Problem requirements
Every record below should be printed exactly as given.

—————

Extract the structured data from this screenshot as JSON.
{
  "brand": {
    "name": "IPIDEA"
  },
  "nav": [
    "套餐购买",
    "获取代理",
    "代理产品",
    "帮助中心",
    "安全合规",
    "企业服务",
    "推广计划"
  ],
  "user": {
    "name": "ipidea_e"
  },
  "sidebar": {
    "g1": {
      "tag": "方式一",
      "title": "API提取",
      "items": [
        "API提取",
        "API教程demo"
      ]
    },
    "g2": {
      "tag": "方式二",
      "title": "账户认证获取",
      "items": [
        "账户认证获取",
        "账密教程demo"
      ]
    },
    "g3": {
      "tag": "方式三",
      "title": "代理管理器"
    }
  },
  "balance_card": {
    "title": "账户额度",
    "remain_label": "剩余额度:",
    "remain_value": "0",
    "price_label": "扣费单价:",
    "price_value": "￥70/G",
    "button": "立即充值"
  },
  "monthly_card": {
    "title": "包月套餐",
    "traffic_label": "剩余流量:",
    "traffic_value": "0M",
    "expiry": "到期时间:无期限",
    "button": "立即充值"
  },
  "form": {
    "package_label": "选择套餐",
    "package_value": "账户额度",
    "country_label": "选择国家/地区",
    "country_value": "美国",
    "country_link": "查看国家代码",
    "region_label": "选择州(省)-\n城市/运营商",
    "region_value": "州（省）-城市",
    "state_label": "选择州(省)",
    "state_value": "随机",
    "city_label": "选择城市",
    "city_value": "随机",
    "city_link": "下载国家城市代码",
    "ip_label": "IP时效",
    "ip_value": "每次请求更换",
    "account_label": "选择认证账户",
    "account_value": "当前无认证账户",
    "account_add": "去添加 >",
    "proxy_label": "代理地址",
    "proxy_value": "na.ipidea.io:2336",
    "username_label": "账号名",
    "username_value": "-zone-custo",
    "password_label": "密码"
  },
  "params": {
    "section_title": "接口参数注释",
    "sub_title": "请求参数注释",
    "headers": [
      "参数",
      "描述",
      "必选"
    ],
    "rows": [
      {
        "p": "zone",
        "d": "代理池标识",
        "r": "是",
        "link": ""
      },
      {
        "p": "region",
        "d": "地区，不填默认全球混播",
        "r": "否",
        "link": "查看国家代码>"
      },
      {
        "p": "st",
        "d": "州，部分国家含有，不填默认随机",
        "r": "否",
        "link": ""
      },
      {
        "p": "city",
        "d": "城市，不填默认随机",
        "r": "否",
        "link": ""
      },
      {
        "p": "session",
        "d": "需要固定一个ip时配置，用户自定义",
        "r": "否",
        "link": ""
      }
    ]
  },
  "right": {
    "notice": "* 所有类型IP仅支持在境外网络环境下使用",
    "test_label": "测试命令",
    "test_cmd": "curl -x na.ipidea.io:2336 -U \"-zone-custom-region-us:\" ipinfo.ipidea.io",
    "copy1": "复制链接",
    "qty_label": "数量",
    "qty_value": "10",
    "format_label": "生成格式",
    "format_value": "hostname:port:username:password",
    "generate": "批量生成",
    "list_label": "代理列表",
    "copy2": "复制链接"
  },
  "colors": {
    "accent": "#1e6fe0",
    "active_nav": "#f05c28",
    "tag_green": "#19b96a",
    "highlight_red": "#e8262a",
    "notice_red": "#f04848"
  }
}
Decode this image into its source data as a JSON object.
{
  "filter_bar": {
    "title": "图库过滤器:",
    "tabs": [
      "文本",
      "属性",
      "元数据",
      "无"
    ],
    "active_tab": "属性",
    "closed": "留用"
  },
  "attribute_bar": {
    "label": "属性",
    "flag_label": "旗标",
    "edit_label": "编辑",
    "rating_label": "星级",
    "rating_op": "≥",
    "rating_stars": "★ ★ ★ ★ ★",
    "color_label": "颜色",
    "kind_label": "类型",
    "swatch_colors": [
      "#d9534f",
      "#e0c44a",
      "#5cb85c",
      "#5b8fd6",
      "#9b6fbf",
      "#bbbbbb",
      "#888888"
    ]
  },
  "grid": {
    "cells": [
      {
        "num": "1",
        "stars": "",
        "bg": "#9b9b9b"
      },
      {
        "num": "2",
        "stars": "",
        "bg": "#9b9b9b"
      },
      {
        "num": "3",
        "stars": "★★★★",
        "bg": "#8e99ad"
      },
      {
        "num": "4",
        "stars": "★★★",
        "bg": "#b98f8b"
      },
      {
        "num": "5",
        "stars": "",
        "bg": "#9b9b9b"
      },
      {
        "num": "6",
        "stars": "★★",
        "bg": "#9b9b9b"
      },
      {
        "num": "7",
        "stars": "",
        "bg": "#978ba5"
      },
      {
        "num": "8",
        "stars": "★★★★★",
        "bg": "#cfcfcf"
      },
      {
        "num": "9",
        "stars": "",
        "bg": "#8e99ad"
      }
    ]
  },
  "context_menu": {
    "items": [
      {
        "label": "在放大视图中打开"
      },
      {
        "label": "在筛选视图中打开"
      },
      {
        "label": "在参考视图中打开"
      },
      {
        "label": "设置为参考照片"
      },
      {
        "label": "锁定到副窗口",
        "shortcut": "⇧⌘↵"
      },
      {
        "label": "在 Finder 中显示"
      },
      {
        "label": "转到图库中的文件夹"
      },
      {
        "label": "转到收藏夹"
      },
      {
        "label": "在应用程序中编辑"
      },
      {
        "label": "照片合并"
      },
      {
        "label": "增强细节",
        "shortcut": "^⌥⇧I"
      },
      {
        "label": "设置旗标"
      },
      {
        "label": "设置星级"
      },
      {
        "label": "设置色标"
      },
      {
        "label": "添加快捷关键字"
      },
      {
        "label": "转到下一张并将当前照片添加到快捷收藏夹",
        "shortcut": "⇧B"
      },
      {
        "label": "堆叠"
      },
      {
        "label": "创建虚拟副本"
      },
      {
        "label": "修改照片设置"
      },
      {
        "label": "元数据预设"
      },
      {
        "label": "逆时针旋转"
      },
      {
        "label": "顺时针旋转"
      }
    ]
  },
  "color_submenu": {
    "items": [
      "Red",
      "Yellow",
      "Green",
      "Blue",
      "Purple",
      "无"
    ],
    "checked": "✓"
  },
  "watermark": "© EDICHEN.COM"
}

—————

The answer
Extract the structured data from this screenshot as JSON.
{
  "brand": {
    "name": "IPIDEA"
  },
  "nav": [
    "套餐购买",
    "获取代理",
    "代理产品",
    "帮助中心",
    "安全合规",
    "企业服务",
    "推广计划"
  ],
  "user": {
    "name": "ipidea_e"
  },
  "sidebar": {
    "g1": {
      "tag": "方式一",
      "title": "API提取",
      "items": [
        "API提取",
        "API教程demo"
      ]
    },
    "g2": {
      "tag": "方式二",
      "title": "账户认证获取",
      "items": [
        "账户认证获取",
        "账密教程demo"
      ]
    },
    "g3": {
      "tag": "方式三",
      "title": "代理管理器"
    }
  },
  "balance_card": {
    "title": "账户额度",
    "remain_label": "剩余额度:",
    "remain_value": "0",
    "price_label": "扣费单价:",
    "price_value": "￥70/G",
    "button": "立即充值"
  },
  "monthly_card": {
    "title": "包月套餐",
    "traffic_label": "剩余流量:",
    "traffic_value": "0M",
    "expiry": "到期时间:无期限",
    "button": "立即充值"
  },
  "form": {
    "package_label": "选择套餐",
    "package_value": "账户额度",
    "country_label": "选择国家/地区",
    "country_value": "美国",
    "country_link": "查看国家代码",
    "region_label": "选择州(省)-\n城市/运营商",
    "region_value": "州（省）-城市",
    "state_label": "选择州(省)",
    "state_value": "随机",
    "city_label": "选择城市",
    "city_value": "随机",
    "city_link": "下载国家城市代码",
    "ip_label": "IP时效",
    "ip_value": "每次请求更换",
    "account_label": "选择认证账户",
    "account_value": "当前无认证账户",
    "account_add": "去添加 >",
    "proxy_label": "代理地址",
    "proxy_value": "na.ipidea.io:2336",
    "username_label": "账号名",
    "username_value": "-zone-custo",
    "password_label": "密码"
  },
  "params": {
    "section_title": "接口参数注释",
    "sub_title": "请求参数注释",
    "headers": [
      "参数",
      "描述",
      "必选"
    ],
    "rows": [
      {
        "p": "zone",
        "d": "代理池标识",
        "r": "是",
        "link": ""
      },
      {
        "p": "region",
        "d": "地区，不填默认全球混播",
        "r": "否",
        "link": "查看国家代码>"
      },
      {
        "p": "st",
        "d": "州，部分国家含有，不填默认随机",
        "r": "否",
        "link": ""
      },
      {
        "p": "city",
        "d": "城市，不填默认随机",
        "r": "否",
        "link": ""
      },
      {
        "p": "session",
        "d": "需要固定一个ip时配置，用户自定义",
        "r": "否",
        "link": ""
      }
    ]
  },
  "right": {
    "notice": "* 所有类型IP仅支持在境外网络环境下使用",
    "test_label": "测试命令",
    "test_cmd": "curl -x na.ipidea.io:2336 -U \"-zone-custom-region-us:\" ipinfo.ipidea.io",
    "copy1": "复制链接",
    "qty_label": "数量",
    "qty_value": "10",
    "format_label": "生成格式",
    "format_value": "hostname:port:username:password",
    "generate": "批量生成",
    "list_label": "代理列表",
    "copy2": "复制链接"
  },
  "colors": {
    "accent": "#1e6fe0",
    "active_nav": "#f05c28",
    "tag_green": "#19b96a",
    "highlight_red": "#e8262a",
    "notice_red": "#f04848"
  }
}
Decode this image into its source data as a JSON object.
{
  "filter_bar": {
    "title": "图库过滤器:",
    "tabs": [
      "文本",
      "属性",
      "元数据",
      "无"
    ],
    "active_tab": "属性",
    "closed": "留用"
  },
  "attribute_bar": {
    "label": "属性",
    "flag_label": "旗标",
    "edit_label": "编辑",
    "rating_label": "星级",
    "rating_op": "≥",
    "rating_stars": "★ ★ ★ ★ ★",
    "color_label": "颜色",
    "kind_label": "类型",
    "swatch_colors": [
      "#d9534f",
      "#e0c44a",
      "#5cb85c",
      "#5b8fd6",
      "#9b6fbf",
      "#bbbbbb",
      "#888888"
    ]
  },
  "grid": {
    "cells": [
      {
        "num": "1",
        "stars": "",
        "bg": "#9b9b9b"
      },
      {
        "num": "2",
        "stars": "",
        "bg": "#9b9b9b"
      },
      {
        "num": "3",
        "stars": "★★★★",
        "bg": "#8e99ad"
      },
      {
        "num": "4",
        "stars": "★★★",
        "bg": "#b98f8b"
      },
      {
        "num": "5",
        "stars": "",
        "bg": "#9b9b9b"
      },
      {
        "num": "6",
        "stars": "★★",
        "bg": "#9b9b9b"
      },
      {
        "num": "7",
        "stars": "",
        "bg": "#978ba5"
      },
      {
        "num": "8",
        "stars": "★★★★★",
        "bg": "#cfcfcf"
      },
      {
        "num": "9",
        "stars": "",
        "bg": "#8e99ad"
      }
    ]
  },
  "context_menu": {
    "items": [
      {
        "label": "在放大视图中打开"
      },
      {
        "label": "在筛选视图中打开"
      },
      {
        "label": "在参考视图中打开"
      },
      {
        "label": "设置为参考照片"
      },
      {
        "label": "锁定到副窗口",
        "shortcut": "⇧⌘↵"
      },
      {
        "label": "在 Finder 中显示"
      },
      {
        "label": "转到图库中的文件夹"
      },
      {
        "label": "转到收藏夹"
      },
      {
        "label": "在应用程序中编辑"
      },
      {
        "label": "照片合并"
      },
      {
        "label": "增强细节",
        "shortcut": "^⌥⇧I"
      },
      {
        "label": "设置旗标"
      },
      {
        "label": "设置星级"
      },
      {
        "label": "设置色标"
      },
      {
        "label": "添加快捷关键字"
      },
      {
        "label": "转到下一张并将当前照片添加到快捷收藏夹",
        "shortcut": "⇧B"
      },
      {
        "label": "堆叠"
      },
      {
        "label": "创建虚拟副本"
      },
      {
        "label": "修改照片设置"
      },
      {
        "label": "元数据预设"
      },
      {
        "label": "逆时针旋转"
      },
      {
        "label": "顺时针旋转"
      }
    ]
  },
  "color_submenu": {
    "items": [
      "Red",
      "Yellow",
      "Green",
      "Blue",
      "Purple",
      "无"
    ],
    "checked": "✓"
  },
  "watermark": "© EDICHEN.COM"
}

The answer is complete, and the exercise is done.